RECORDS SHOWN:
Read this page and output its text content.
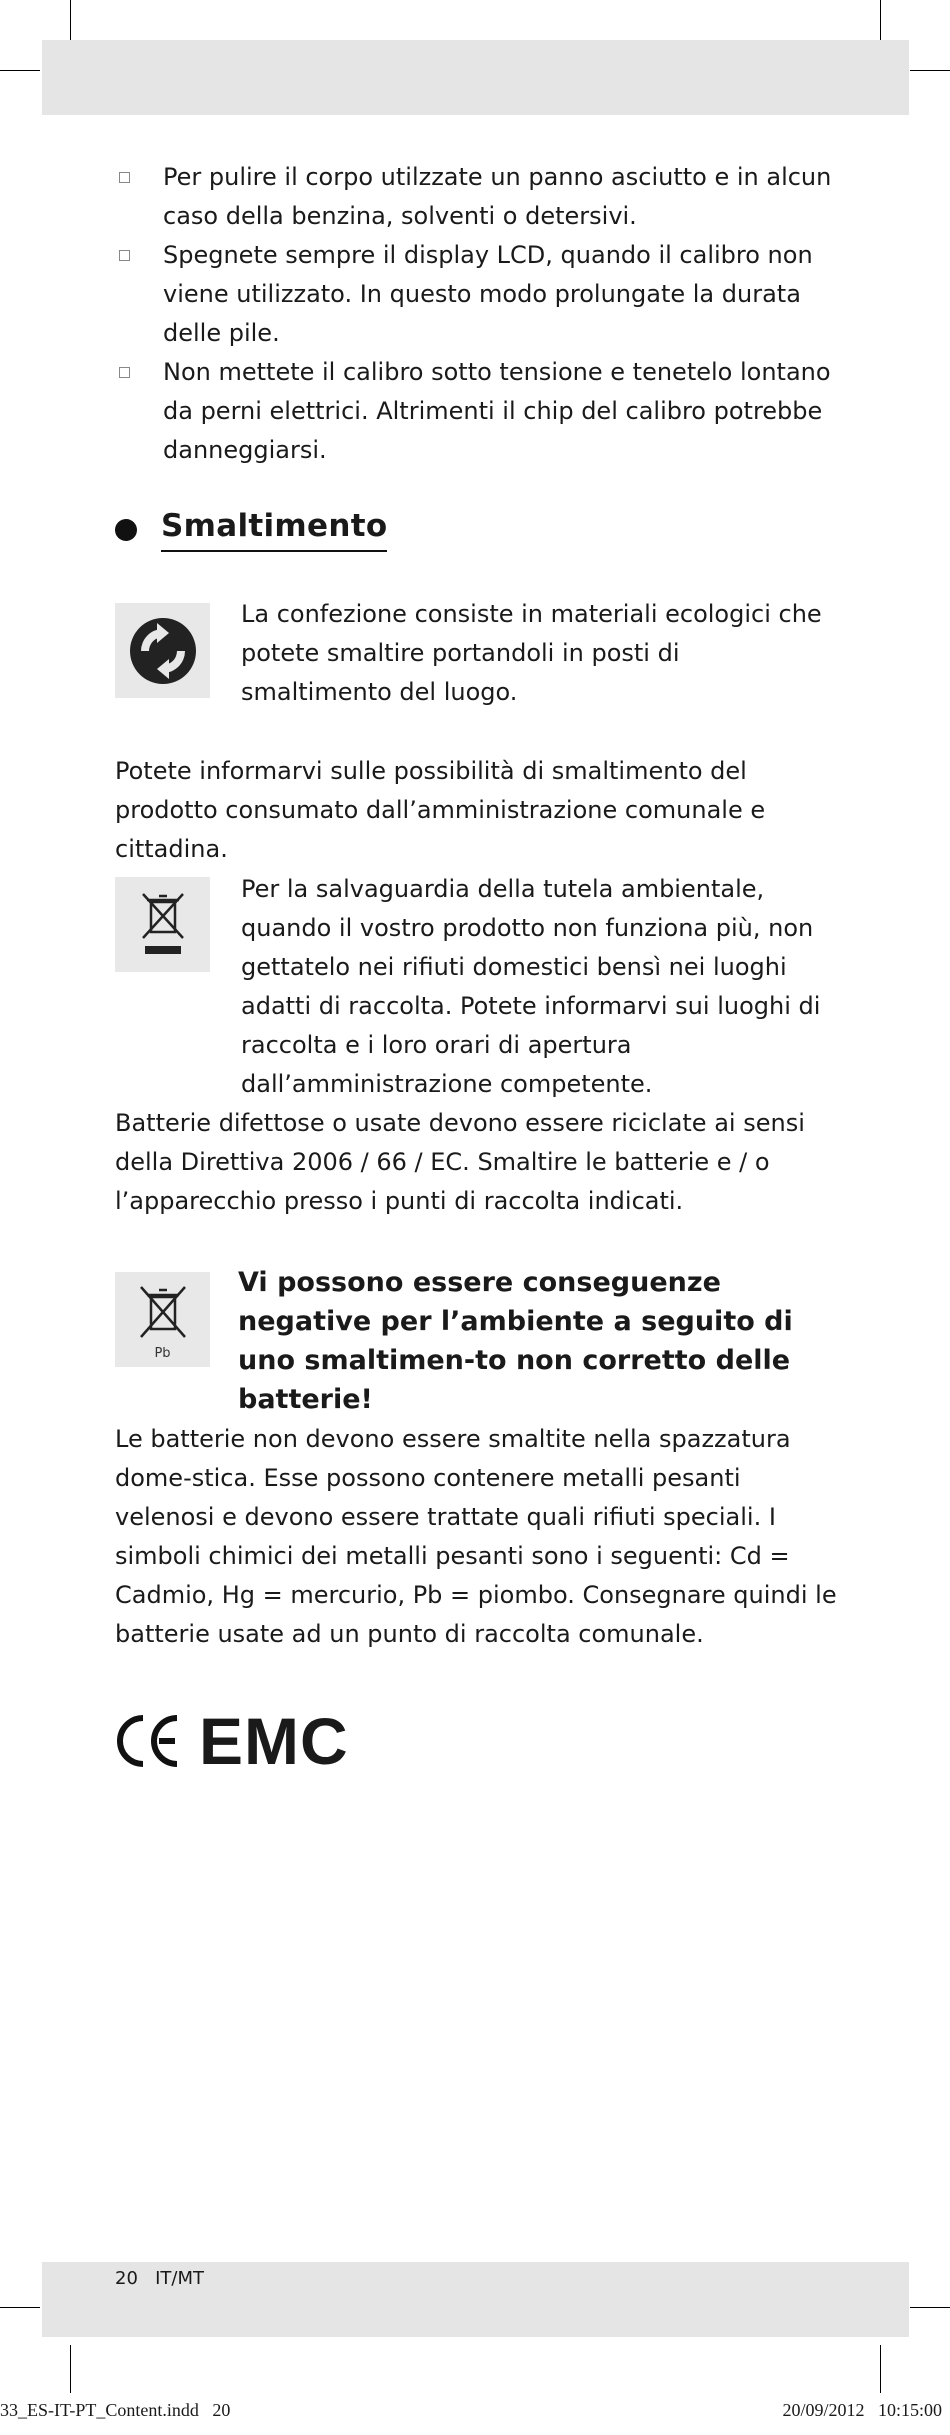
Per pulire il corpo utilzzate un panno asciutto e in alcun caso della benzina, solventi o detersivi.
Spegnete sempre il display LCD, quando il calibro non viene utilizzato. In questo modo prolungate la durata delle pile.
Non mettete il calibro sotto tensione e tenetelo lontano da perni elettrici. Altrimenti il chip del calibro potrebbe danneggiarsi.
Smaltimento
La confezione consiste in materiali ecologici che potete smaltire portandoli in posti di smaltimento del luogo.
Potete informarvi sulle possibilità di smaltimento del prodotto consumato dall’amministrazione comunale e cittadina.
Per la salvaguardia della tutela ambientale, quando il vostro prodotto non funziona più, non gettatelo nei rifiuti domestici bensì nei luoghi adatti di raccolta. Potete informarvi sui luoghi di raccolta e i loro orari di apertura dall’amministrazione competente.
Batterie difettose o usate devono essere riciclate ai sensi della Direttiva 2006 / 66 / EC. Smaltire le batterie e / o l’apparecchio presso i punti di raccolta indicati.
Pb
Vi possono essere conseguenze negative per l’ambiente a seguito di uno smaltimen-to non corretto delle batterie!
Le batterie non devono essere smaltite nella spazzatura dome-stica. Esse possono contenere metalli pesanti velenosi e devono essere trattate quali rifiuti speciali. I simboli chimici dei metalli pesanti sono i seguenti: Cd = Cadmio, Hg = mercurio, Pb = piombo. Consegnare quindi le batterie usate ad un punto di raccolta comunale.
EMC
20 IT/MT
33_ES-IT-PT_Content.indd   20	20/09/2012   10:15:00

EXERCISE REQUIREMENTS: From the listing, extract all text exactly as given and drop any picture.

THE SOLUTION:
Read this page and output its text content.
Per pulire il corpo utilzzate un panno asciutto e in alcun caso della benzina, solventi o detersivi.
Spegnete sempre il display LCD, quando il calibro non viene utilizzato. In questo modo prolungate la durata delle pile.
Non mettete il calibro sotto tensione e tenetelo lontano da perni elettrici. Altrimenti il chip del calibro potrebbe danneggiarsi.
Smaltimento
La confezione consiste in materiali ecologici che potete smaltire portandoli in posti di smaltimento del luogo.
Potete informarvi sulle possibilità di smaltimento del prodotto consumato dall’amministrazione comunale e cittadina.
Per la salvaguardia della tutela ambientale, quando il vostro prodotto non funziona più, non gettatelo nei rifiuti domestici bensì nei luoghi adatti di raccolta. Potete informarvi sui luoghi di raccolta e i loro orari di apertura dall’amministrazione competente.
Batterie difettose o usate devono essere riciclate ai sensi della Direttiva 2006 / 66 / EC. Smaltire le batterie e / o l’apparecchio presso i punti di raccolta indicati.
Pb
Vi possono essere conseguenze negative per l’ambiente a seguito di uno smaltimen-to non corretto delle batterie!
Le batterie non devono essere smaltite nella spazzatura dome-stica. Esse possono contenere metalli pesanti velenosi e devono essere trattate quali rifiuti speciali. I simboli chimici dei metalli pesanti sono i seguenti: Cd = Cadmio, Hg = mercurio, Pb = piombo. Consegnare quindi le batterie usate ad un punto di raccolta comunale.
EMC
20 IT/MT
33_ES-IT-PT_Content.indd   20	20/09/2012   10:15:00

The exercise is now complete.